• _REQUIRED WORK_
Quote, verbatim, all material below, without pictures.

• _TASK INPUTS_
━━━━━━━━
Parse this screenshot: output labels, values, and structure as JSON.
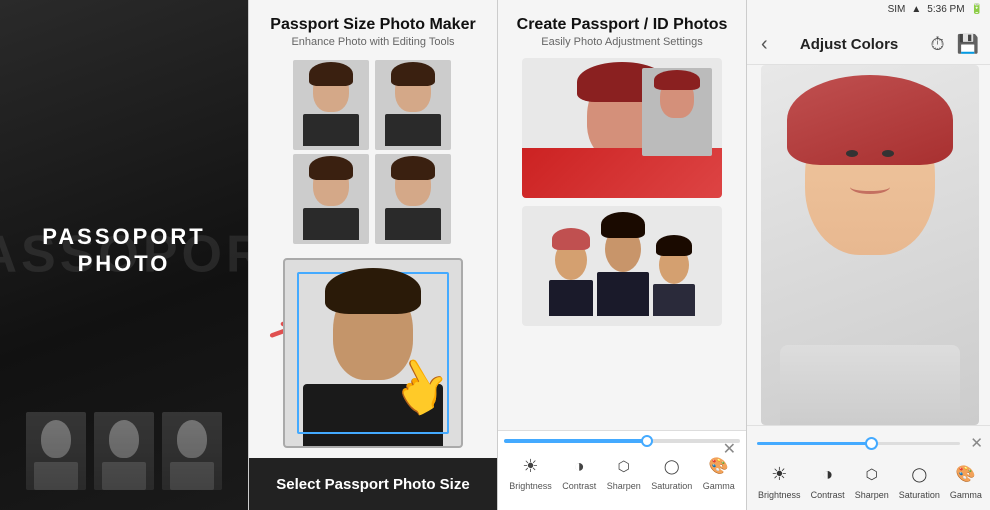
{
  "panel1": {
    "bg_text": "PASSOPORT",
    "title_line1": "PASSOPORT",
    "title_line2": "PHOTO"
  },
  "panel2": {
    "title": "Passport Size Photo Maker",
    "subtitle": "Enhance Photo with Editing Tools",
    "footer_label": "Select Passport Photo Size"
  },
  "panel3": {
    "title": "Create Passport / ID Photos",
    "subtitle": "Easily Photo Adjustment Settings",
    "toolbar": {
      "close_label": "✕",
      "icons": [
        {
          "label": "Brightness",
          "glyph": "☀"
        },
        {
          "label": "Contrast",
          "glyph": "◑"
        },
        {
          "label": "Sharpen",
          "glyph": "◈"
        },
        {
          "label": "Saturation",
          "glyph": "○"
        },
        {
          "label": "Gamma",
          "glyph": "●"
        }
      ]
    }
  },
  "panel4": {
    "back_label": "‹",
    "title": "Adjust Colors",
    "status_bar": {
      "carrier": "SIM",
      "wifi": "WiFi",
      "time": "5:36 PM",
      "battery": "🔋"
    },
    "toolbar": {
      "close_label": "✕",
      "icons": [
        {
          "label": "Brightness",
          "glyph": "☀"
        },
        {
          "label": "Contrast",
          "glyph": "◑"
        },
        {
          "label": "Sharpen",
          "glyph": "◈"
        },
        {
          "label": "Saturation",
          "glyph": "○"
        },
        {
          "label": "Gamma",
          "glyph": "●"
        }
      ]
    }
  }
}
━━━━━━━━
• _OUTPUT OF THE TASK_
Parse this screenshot: output labels, values, and structure as JSON.
{
  "panel1": {
    "bg_text": "PASSOPORT",
    "title_line1": "PASSOPORT",
    "title_line2": "PHOTO"
  },
  "panel2": {
    "title": "Passport Size Photo Maker",
    "subtitle": "Enhance Photo with Editing Tools",
    "footer_label": "Select Passport Photo Size"
  },
  "panel3": {
    "title": "Create Passport / ID Photos",
    "subtitle": "Easily Photo Adjustment Settings",
    "toolbar": {
      "close_label": "✕",
      "icons": [
        {
          "label": "Brightness",
          "glyph": "☀"
        },
        {
          "label": "Contrast",
          "glyph": "◑"
        },
        {
          "label": "Sharpen",
          "glyph": "◈"
        },
        {
          "label": "Saturation",
          "glyph": "○"
        },
        {
          "label": "Gamma",
          "glyph": "●"
        }
      ]
    }
  },
  "panel4": {
    "back_label": "‹",
    "title": "Adjust Colors",
    "status_bar": {
      "carrier": "SIM",
      "wifi": "WiFi",
      "time": "5:36 PM",
      "battery": "🔋"
    },
    "toolbar": {
      "close_label": "✕",
      "icons": [
        {
          "label": "Brightness",
          "glyph": "☀"
        },
        {
          "label": "Contrast",
          "glyph": "◑"
        },
        {
          "label": "Sharpen",
          "glyph": "◈"
        },
        {
          "label": "Saturation",
          "glyph": "○"
        },
        {
          "label": "Gamma",
          "glyph": "●"
        }
      ]
    }
  }
}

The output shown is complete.